- _Short exercise_
Your task is to quote the material that follows, in full and exactly.

(Data items)
— Start —
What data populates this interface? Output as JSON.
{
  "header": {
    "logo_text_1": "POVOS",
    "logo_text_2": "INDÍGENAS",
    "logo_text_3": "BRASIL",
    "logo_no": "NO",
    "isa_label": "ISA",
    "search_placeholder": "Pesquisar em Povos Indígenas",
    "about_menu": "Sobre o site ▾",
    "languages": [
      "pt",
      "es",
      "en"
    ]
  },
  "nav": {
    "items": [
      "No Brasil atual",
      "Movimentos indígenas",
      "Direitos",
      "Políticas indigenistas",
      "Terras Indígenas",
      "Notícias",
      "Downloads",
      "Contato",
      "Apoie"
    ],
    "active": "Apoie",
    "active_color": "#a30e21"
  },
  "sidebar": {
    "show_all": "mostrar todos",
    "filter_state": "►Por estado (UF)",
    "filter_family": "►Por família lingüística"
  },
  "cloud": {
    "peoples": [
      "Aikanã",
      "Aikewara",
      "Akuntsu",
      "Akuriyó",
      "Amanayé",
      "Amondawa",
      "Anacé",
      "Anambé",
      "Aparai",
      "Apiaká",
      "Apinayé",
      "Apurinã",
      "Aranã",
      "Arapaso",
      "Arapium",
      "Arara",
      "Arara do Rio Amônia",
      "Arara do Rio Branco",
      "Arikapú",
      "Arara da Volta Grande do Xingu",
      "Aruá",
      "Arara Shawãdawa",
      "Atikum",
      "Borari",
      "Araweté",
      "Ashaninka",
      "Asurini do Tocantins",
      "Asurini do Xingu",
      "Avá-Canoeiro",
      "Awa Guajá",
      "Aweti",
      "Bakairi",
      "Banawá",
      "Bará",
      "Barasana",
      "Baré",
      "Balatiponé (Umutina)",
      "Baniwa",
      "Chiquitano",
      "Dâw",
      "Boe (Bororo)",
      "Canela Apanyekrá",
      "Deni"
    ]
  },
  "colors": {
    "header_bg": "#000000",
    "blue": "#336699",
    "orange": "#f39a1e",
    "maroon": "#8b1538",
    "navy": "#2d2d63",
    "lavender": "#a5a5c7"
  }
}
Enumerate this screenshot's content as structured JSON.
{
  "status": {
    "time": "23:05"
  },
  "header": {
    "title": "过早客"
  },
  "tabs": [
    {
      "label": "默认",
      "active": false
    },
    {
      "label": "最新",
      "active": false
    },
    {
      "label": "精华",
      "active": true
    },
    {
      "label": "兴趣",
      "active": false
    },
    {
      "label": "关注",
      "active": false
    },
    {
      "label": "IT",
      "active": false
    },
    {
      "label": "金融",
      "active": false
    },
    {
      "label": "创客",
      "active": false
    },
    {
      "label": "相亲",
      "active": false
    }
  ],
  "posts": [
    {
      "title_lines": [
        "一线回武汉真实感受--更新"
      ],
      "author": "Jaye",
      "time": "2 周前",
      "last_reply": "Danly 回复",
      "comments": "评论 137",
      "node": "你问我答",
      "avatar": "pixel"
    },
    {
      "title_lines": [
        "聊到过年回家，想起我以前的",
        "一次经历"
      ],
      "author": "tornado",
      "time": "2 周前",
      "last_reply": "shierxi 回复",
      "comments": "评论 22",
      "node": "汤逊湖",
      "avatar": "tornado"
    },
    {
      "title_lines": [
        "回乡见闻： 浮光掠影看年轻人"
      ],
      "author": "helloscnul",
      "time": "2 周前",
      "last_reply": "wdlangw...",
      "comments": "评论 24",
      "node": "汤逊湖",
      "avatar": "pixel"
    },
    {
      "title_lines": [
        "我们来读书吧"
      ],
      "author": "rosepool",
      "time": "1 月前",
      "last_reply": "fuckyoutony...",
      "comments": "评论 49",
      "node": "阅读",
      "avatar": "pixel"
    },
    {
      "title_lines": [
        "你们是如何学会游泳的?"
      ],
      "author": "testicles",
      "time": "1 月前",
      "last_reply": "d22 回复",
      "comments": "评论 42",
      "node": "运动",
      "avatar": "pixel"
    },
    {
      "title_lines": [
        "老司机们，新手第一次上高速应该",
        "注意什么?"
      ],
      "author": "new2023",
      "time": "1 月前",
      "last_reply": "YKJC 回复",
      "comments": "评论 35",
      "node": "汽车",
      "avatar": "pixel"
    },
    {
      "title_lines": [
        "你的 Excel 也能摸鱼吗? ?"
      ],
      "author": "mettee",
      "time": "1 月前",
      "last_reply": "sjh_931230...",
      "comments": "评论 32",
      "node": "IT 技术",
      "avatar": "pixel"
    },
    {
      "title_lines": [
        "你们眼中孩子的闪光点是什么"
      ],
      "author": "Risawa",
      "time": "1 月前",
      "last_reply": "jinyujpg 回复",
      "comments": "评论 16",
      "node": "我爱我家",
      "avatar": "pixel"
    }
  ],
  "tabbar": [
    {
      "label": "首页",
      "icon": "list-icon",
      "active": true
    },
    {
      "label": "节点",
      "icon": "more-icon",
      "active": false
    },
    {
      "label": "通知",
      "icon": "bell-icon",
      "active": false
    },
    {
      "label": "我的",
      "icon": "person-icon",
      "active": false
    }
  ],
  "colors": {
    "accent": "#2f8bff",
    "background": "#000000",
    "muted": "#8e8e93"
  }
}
— End —
- _Exercise solution_
What data populates this interface? Output as JSON.
{
  "header": {
    "logo_text_1": "POVOS",
    "logo_text_2": "INDÍGENAS",
    "logo_text_3": "BRASIL",
    "logo_no": "NO",
    "isa_label": "ISA",
    "search_placeholder": "Pesquisar em Povos Indígenas",
    "about_menu": "Sobre o site ▾",
    "languages": [
      "pt",
      "es",
      "en"
    ]
  },
  "nav": {
    "items": [
      "No Brasil atual",
      "Movimentos indígenas",
      "Direitos",
      "Políticas indigenistas",
      "Terras Indígenas",
      "Notícias",
      "Downloads",
      "Contato",
      "Apoie"
    ],
    "active": "Apoie",
    "active_color": "#a30e21"
  },
  "sidebar": {
    "show_all": "mostrar todos",
    "filter_state": "►Por estado (UF)",
    "filter_family": "►Por família lingüística"
  },
  "cloud": {
    "peoples": [
      "Aikanã",
      "Aikewara",
      "Akuntsu",
      "Akuriyó",
      "Amanayé",
      "Amondawa",
      "Anacé",
      "Anambé",
      "Aparai",
      "Apiaká",
      "Apinayé",
      "Apurinã",
      "Aranã",
      "Arapaso",
      "Arapium",
      "Arara",
      "Arara do Rio Amônia",
      "Arara do Rio Branco",
      "Arikapú",
      "Arara da Volta Grande do Xingu",
      "Aruá",
      "Arara Shawãdawa",
      "Atikum",
      "Borari",
      "Araweté",
      "Ashaninka",
      "Asurini do Tocantins",
      "Asurini do Xingu",
      "Avá-Canoeiro",
      "Awa Guajá",
      "Aweti",
      "Bakairi",
      "Banawá",
      "Bará",
      "Barasana",
      "Baré",
      "Balatiponé (Umutina)",
      "Baniwa",
      "Chiquitano",
      "Dâw",
      "Boe (Bororo)",
      "Canela Apanyekrá",
      "Deni"
    ]
  },
  "colors": {
    "header_bg": "#000000",
    "blue": "#336699",
    "orange": "#f39a1e",
    "maroon": "#8b1538",
    "navy": "#2d2d63",
    "lavender": "#a5a5c7"
  }
}
Enumerate this screenshot's content as structured JSON.
{
  "status": {
    "time": "23:05"
  },
  "header": {
    "title": "过早客"
  },
  "tabs": [
    {
      "label": "默认",
      "active": false
    },
    {
      "label": "最新",
      "active": false
    },
    {
      "label": "精华",
      "active": true
    },
    {
      "label": "兴趣",
      "active": false
    },
    {
      "label": "关注",
      "active": false
    },
    {
      "label": "IT",
      "active": false
    },
    {
      "label": "金融",
      "active": false
    },
    {
      "label": "创客",
      "active": false
    },
    {
      "label": "相亲",
      "active": false
    }
  ],
  "posts": [
    {
      "title_lines": [
        "一线回武汉真实感受--更新"
      ],
      "author": "Jaye",
      "time": "2 周前",
      "last_reply": "Danly 回复",
      "comments": "评论 137",
      "node": "你问我答",
      "avatar": "pixel"
    },
    {
      "title_lines": [
        "聊到过年回家，想起我以前的",
        "一次经历"
      ],
      "author": "tornado",
      "time": "2 周前",
      "last_reply": "shierxi 回复",
      "comments": "评论 22",
      "node": "汤逊湖",
      "avatar": "tornado"
    },
    {
      "title_lines": [
        "回乡见闻： 浮光掠影看年轻人"
      ],
      "author": "helloscnul",
      "time": "2 周前",
      "last_reply": "wdlangw...",
      "comments": "评论 24",
      "node": "汤逊湖",
      "avatar": "pixel"
    },
    {
      "title_lines": [
        "我们来读书吧"
      ],
      "author": "rosepool",
      "time": "1 月前",
      "last_reply": "fuckyoutony...",
      "comments": "评论 49",
      "node": "阅读",
      "avatar": "pixel"
    },
    {
      "title_lines": [
        "你们是如何学会游泳的?"
      ],
      "author": "testicles",
      "time": "1 月前",
      "last_reply": "d22 回复",
      "comments": "评论 42",
      "node": "运动",
      "avatar": "pixel"
    },
    {
      "title_lines": [
        "老司机们，新手第一次上高速应该",
        "注意什么?"
      ],
      "author": "new2023",
      "time": "1 月前",
      "last_reply": "YKJC 回复",
      "comments": "评论 35",
      "node": "汽车",
      "avatar": "pixel"
    },
    {
      "title_lines": [
        "你的 Excel 也能摸鱼吗? ?"
      ],
      "author": "mettee",
      "time": "1 月前",
      "last_reply": "sjh_931230...",
      "comments": "评论 32",
      "node": "IT 技术",
      "avatar": "pixel"
    },
    {
      "title_lines": [
        "你们眼中孩子的闪光点是什么"
      ],
      "author": "Risawa",
      "time": "1 月前",
      "last_reply": "jinyujpg 回复",
      "comments": "评论 16",
      "node": "我爱我家",
      "avatar": "pixel"
    }
  ],
  "tabbar": [
    {
      "label": "首页",
      "icon": "list-icon",
      "active": true
    },
    {
      "label": "节点",
      "icon": "more-icon",
      "active": false
    },
    {
      "label": "通知",
      "icon": "bell-icon",
      "active": false
    },
    {
      "label": "我的",
      "icon": "person-icon",
      "active": false
    }
  ],
  "colors": {
    "accent": "#2f8bff",
    "background": "#000000",
    "muted": "#8e8e93"
  }
}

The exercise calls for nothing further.